(Stored data entries)
━━━━━━━━━━━━━━━━

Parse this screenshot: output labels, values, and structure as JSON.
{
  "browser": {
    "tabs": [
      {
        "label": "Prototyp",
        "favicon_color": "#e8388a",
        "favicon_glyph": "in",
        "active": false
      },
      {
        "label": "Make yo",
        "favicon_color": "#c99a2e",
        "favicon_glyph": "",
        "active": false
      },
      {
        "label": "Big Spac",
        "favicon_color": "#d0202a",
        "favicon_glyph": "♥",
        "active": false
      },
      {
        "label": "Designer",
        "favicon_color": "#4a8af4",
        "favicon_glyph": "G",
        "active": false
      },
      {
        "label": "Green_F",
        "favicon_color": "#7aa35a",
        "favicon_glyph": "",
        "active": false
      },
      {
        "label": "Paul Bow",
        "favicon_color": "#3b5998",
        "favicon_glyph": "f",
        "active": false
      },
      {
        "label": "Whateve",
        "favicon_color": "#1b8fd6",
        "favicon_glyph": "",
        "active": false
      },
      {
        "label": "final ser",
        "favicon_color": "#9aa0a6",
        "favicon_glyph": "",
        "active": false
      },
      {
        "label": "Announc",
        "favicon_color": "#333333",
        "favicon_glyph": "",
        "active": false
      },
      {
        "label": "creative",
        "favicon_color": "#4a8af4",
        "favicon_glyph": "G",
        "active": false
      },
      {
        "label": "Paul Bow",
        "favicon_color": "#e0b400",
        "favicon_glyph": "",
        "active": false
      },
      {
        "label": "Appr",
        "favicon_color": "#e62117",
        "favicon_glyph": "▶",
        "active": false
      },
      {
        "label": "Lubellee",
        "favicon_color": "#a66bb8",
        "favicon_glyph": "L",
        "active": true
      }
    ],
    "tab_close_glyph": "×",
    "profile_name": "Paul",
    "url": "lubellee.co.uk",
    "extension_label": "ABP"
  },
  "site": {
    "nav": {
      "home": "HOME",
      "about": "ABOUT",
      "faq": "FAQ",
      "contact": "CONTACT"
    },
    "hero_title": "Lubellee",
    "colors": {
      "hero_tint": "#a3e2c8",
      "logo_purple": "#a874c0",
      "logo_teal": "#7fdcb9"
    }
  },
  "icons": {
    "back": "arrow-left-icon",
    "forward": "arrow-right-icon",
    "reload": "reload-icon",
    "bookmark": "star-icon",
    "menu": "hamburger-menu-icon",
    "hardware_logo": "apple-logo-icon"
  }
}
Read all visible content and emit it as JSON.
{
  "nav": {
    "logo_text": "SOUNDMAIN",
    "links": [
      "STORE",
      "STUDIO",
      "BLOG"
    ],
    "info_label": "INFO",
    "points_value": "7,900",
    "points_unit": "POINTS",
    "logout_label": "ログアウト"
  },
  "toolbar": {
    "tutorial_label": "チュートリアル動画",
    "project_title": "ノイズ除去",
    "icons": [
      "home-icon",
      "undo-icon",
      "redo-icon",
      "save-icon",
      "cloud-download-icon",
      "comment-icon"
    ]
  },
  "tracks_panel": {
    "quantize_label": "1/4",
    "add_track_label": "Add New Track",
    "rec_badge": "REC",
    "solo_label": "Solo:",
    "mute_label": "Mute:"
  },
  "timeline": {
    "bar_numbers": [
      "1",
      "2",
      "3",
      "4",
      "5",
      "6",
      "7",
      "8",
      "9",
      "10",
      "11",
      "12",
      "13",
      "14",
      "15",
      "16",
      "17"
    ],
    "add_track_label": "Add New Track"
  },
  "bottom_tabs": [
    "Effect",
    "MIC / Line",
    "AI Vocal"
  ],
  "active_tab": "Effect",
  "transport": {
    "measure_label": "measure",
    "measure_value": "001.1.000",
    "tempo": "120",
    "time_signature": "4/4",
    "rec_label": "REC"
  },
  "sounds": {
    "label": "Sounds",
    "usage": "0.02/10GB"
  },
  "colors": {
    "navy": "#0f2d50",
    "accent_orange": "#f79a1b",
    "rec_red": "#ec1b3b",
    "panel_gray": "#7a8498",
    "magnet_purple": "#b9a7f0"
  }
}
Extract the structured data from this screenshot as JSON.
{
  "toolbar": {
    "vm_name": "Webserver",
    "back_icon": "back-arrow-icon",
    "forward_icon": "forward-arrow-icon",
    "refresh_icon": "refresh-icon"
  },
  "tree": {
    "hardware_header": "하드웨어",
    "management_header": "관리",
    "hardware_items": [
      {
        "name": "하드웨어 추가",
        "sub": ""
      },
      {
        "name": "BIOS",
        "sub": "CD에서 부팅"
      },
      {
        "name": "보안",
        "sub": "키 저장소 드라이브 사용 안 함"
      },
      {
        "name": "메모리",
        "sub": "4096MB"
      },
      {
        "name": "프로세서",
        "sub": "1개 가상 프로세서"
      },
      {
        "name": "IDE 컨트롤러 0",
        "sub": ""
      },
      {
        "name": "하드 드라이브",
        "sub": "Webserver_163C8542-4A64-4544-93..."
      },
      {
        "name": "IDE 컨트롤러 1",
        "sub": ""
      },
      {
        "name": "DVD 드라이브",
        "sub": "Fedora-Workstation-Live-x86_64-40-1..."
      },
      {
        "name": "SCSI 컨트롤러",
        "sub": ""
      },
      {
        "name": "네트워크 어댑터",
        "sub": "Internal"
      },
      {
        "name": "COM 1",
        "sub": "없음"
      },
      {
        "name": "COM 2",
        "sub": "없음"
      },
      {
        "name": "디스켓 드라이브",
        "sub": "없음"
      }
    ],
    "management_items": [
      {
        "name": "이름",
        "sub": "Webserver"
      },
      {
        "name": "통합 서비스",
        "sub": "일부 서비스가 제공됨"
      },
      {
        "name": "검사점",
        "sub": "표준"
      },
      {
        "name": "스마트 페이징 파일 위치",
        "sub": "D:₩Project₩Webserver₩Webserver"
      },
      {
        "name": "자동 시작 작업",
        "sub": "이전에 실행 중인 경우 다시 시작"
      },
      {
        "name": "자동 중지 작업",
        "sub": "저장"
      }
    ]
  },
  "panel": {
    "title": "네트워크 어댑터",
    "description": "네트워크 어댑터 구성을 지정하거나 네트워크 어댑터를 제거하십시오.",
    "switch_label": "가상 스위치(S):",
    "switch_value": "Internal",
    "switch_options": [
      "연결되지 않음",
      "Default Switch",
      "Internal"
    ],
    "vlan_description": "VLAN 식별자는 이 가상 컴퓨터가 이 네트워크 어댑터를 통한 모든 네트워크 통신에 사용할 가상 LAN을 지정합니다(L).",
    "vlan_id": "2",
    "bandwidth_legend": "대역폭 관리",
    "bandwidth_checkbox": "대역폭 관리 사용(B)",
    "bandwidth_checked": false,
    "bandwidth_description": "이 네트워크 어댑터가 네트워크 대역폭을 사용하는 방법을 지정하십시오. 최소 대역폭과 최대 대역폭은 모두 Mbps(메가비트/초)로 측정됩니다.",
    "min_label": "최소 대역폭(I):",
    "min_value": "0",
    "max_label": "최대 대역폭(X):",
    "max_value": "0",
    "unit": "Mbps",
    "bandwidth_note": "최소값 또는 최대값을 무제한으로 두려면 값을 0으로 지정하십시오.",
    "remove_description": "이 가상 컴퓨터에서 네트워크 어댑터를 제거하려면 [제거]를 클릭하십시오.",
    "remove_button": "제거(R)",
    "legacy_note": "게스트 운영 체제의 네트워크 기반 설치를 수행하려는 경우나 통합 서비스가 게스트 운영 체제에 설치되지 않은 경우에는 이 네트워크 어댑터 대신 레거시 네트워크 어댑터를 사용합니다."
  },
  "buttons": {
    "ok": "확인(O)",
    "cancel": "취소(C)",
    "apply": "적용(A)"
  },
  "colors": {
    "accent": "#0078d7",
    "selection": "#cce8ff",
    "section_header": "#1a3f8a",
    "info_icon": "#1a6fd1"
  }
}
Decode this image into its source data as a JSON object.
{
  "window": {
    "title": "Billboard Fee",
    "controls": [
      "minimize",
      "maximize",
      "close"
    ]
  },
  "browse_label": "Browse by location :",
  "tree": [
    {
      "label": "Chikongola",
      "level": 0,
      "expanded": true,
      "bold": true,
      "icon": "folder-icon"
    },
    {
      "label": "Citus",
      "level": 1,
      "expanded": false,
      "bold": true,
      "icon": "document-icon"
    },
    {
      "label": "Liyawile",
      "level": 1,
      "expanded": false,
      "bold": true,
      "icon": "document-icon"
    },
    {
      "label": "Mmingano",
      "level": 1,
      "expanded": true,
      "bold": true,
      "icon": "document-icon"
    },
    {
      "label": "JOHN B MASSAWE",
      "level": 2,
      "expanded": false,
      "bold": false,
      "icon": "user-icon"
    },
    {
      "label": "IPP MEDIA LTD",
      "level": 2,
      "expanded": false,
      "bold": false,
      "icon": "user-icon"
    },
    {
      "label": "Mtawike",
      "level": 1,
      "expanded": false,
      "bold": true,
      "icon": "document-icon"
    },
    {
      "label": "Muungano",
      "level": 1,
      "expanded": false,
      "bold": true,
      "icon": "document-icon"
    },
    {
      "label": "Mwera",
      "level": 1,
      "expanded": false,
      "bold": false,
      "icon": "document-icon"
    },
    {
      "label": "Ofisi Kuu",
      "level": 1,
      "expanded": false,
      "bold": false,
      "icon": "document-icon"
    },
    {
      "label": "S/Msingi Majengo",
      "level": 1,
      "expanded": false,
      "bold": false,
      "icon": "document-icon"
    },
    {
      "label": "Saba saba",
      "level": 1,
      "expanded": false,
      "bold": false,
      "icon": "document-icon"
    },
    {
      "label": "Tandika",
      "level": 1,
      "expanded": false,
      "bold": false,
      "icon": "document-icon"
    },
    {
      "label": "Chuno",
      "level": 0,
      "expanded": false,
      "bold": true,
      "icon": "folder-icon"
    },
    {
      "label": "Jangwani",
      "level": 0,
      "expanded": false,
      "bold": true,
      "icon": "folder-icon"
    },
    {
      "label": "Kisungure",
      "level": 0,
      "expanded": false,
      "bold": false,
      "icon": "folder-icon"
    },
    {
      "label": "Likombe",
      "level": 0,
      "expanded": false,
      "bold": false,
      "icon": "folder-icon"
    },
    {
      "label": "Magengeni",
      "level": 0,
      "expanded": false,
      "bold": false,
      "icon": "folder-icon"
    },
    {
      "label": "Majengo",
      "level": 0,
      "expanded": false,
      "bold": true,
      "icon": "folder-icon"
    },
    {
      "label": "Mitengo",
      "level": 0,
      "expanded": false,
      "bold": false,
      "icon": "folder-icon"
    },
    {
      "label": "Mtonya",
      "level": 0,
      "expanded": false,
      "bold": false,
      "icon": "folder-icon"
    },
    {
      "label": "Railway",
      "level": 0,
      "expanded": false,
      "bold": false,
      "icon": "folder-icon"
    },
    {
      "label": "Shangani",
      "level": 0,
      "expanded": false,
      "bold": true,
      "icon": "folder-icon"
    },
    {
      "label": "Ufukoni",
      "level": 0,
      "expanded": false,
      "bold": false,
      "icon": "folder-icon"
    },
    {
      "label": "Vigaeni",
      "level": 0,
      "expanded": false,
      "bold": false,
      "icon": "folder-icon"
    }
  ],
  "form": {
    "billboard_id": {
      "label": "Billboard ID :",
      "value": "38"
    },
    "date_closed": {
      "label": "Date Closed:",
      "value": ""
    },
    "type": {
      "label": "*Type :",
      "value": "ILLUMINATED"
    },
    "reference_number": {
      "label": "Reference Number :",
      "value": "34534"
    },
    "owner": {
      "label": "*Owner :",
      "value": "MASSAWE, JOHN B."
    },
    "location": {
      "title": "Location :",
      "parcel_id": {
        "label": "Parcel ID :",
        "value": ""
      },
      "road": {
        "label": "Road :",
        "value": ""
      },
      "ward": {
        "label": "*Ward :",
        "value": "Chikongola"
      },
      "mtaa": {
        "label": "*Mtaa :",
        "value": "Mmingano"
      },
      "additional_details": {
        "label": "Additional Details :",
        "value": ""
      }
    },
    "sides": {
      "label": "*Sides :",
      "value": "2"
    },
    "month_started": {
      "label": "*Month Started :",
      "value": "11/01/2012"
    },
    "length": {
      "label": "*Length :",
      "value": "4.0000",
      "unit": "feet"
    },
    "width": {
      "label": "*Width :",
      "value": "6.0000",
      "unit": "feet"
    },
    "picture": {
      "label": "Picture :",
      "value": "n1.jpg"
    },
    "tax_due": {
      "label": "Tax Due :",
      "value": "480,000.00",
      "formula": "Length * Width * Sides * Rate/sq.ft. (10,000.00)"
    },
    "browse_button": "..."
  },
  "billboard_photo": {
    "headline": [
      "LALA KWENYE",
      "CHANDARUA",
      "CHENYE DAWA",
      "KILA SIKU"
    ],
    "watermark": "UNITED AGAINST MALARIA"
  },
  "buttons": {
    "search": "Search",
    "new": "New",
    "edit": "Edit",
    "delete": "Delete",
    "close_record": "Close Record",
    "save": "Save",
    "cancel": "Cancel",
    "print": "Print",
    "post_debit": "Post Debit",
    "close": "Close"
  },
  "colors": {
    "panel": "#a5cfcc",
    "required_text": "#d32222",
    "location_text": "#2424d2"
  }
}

━━━━━━━━━━━━━━━━

**Set problem:**
Copy every line of the material in which the word "Chikongola" occurs.

**Written answer:**
      "label": "Chikongola",
        "value": "Chikongola"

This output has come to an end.